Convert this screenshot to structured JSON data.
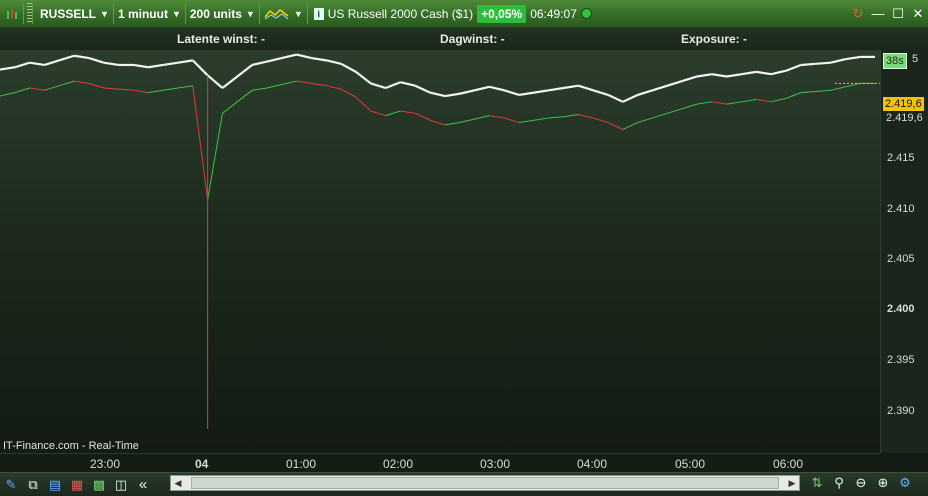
{
  "toolbar": {
    "symbol": "RUSSELL",
    "timeframe": "1 minuut",
    "units": "200 units",
    "instrument": "US Russell 2000 Cash ($1)",
    "change": "+0,05%",
    "time": "06:49:07"
  },
  "infobar": {
    "latent_label": "Latente winst: -",
    "daily_label": "Dagwinst: -",
    "exposure_label": "Exposure: -"
  },
  "axis": {
    "countdown": "38s",
    "price_badge": "2.419,6",
    "price_label": "2.419,6",
    "top_partial": "5",
    "ticks": [
      "2.415",
      "2.410",
      "2.405",
      "2.400",
      "2.395",
      "2.390"
    ]
  },
  "xaxis": [
    "23:00",
    "04",
    "01:00",
    "02:00",
    "03:00",
    "04:00",
    "05:00",
    "06:00"
  ],
  "watermark": "IT-Finance.com - Real-Time",
  "colors": {
    "up": "#3cc24a",
    "down": "#e03a3a",
    "accent": "#2ebd3b"
  },
  "chart_data": {
    "type": "line",
    "title": "",
    "series": [
      {
        "values": [
          2418.5,
          2418.8,
          2419.2,
          2419.0,
          2419.4,
          2419.8,
          2419.6,
          2419.2,
          2419.1,
          2419.0,
          2418.8,
          2419.0,
          2419.2,
          2419.4,
          2409.5,
          2417.0,
          2418.0,
          2419.0,
          2419.2,
          2419.5,
          2419.8,
          2419.6,
          2419.4,
          2419.1,
          2418.4,
          2417.2,
          2416.8,
          2417.2,
          2417.0,
          2416.4,
          2416.0,
          2416.2,
          2416.5,
          2416.8,
          2416.6,
          2416.2,
          2416.4,
          2416.6,
          2416.7,
          2416.9,
          2416.6,
          2416.2,
          2415.6,
          2416.2,
          2416.6,
          2417.0,
          2417.4,
          2417.8,
          2418.0,
          2417.8,
          2418.0,
          2418.2,
          2418.0,
          2418.3,
          2418.8,
          2418.9,
          2419.0,
          2419.3,
          2419.6,
          2419.6
        ]
      },
      {
        "values": [
          2420.8,
          2421.0,
          2421.4,
          2421.2,
          2421.6,
          2422.0,
          2421.8,
          2421.4,
          2421.2,
          2421.2,
          2421.0,
          2421.2,
          2421.4,
          2421.6,
          2420.3,
          2419.2,
          2420.2,
          2421.2,
          2421.5,
          2421.8,
          2422.1,
          2421.8,
          2421.6,
          2421.3,
          2420.6,
          2419.6,
          2419.2,
          2419.7,
          2419.4,
          2418.8,
          2418.5,
          2418.7,
          2419.0,
          2419.3,
          2419.0,
          2418.6,
          2418.8,
          2419.0,
          2419.2,
          2419.4,
          2419.0,
          2418.6,
          2418.0,
          2418.6,
          2419.0,
          2419.4,
          2419.8,
          2420.2,
          2420.4,
          2420.2,
          2420.4,
          2420.6,
          2420.4,
          2420.7,
          2421.2,
          2421.3,
          2421.4,
          2421.7,
          2421.9,
          2421.9
        ]
      }
    ],
    "spike_low": 2389.6,
    "ylim": [
      2387.5,
      2422.5
    ],
    "xlabels": [
      "23:00",
      "04",
      "01:00",
      "02:00",
      "03:00",
      "04:00",
      "05:00",
      "06:00"
    ]
  }
}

━━━

■ **Exercise objective**
Each record above should be copied character for character, with pictures dropped.

■ **Full answer**
Convert this screenshot to structured JSON data.
{
  "toolbar": {
    "symbol": "RUSSELL",
    "timeframe": "1 minuut",
    "units": "200 units",
    "instrument": "US Russell 2000 Cash ($1)",
    "change": "+0,05%",
    "time": "06:49:07"
  },
  "infobar": {
    "latent_label": "Latente winst: -",
    "daily_label": "Dagwinst: -",
    "exposure_label": "Exposure: -"
  },
  "axis": {
    "countdown": "38s",
    "price_badge": "2.419,6",
    "price_label": "2.419,6",
    "top_partial": "5",
    "ticks": [
      "2.415",
      "2.410",
      "2.405",
      "2.400",
      "2.395",
      "2.390"
    ]
  },
  "xaxis": [
    "23:00",
    "04",
    "01:00",
    "02:00",
    "03:00",
    "04:00",
    "05:00",
    "06:00"
  ],
  "watermark": "IT-Finance.com - Real-Time",
  "colors": {
    "up": "#3cc24a",
    "down": "#e03a3a",
    "accent": "#2ebd3b"
  },
  "chart_data": {
    "type": "line",
    "title": "",
    "series": [
      {
        "values": [
          2418.5,
          2418.8,
          2419.2,
          2419.0,
          2419.4,
          2419.8,
          2419.6,
          2419.2,
          2419.1,
          2419.0,
          2418.8,
          2419.0,
          2419.2,
          2419.4,
          2409.5,
          2417.0,
          2418.0,
          2419.0,
          2419.2,
          2419.5,
          2419.8,
          2419.6,
          2419.4,
          2419.1,
          2418.4,
          2417.2,
          2416.8,
          2417.2,
          2417.0,
          2416.4,
          2416.0,
          2416.2,
          2416.5,
          2416.8,
          2416.6,
          2416.2,
          2416.4,
          2416.6,
          2416.7,
          2416.9,
          2416.6,
          2416.2,
          2415.6,
          2416.2,
          2416.6,
          2417.0,
          2417.4,
          2417.8,
          2418.0,
          2417.8,
          2418.0,
          2418.2,
          2418.0,
          2418.3,
          2418.8,
          2418.9,
          2419.0,
          2419.3,
          2419.6,
          2419.6
        ]
      },
      {
        "values": [
          2420.8,
          2421.0,
          2421.4,
          2421.2,
          2421.6,
          2422.0,
          2421.8,
          2421.4,
          2421.2,
          2421.2,
          2421.0,
          2421.2,
          2421.4,
          2421.6,
          2420.3,
          2419.2,
          2420.2,
          2421.2,
          2421.5,
          2421.8,
          2422.1,
          2421.8,
          2421.6,
          2421.3,
          2420.6,
          2419.6,
          2419.2,
          2419.7,
          2419.4,
          2418.8,
          2418.5,
          2418.7,
          2419.0,
          2419.3,
          2419.0,
          2418.6,
          2418.8,
          2419.0,
          2419.2,
          2419.4,
          2419.0,
          2418.6,
          2418.0,
          2418.6,
          2419.0,
          2419.4,
          2419.8,
          2420.2,
          2420.4,
          2420.2,
          2420.4,
          2420.6,
          2420.4,
          2420.7,
          2421.2,
          2421.3,
          2421.4,
          2421.7,
          2421.9,
          2421.9
        ]
      }
    ],
    "spike_low": 2389.6,
    "ylim": [
      2387.5,
      2422.5
    ],
    "xlabels": [
      "23:00",
      "04",
      "01:00",
      "02:00",
      "03:00",
      "04:00",
      "05:00",
      "06:00"
    ]
  }
}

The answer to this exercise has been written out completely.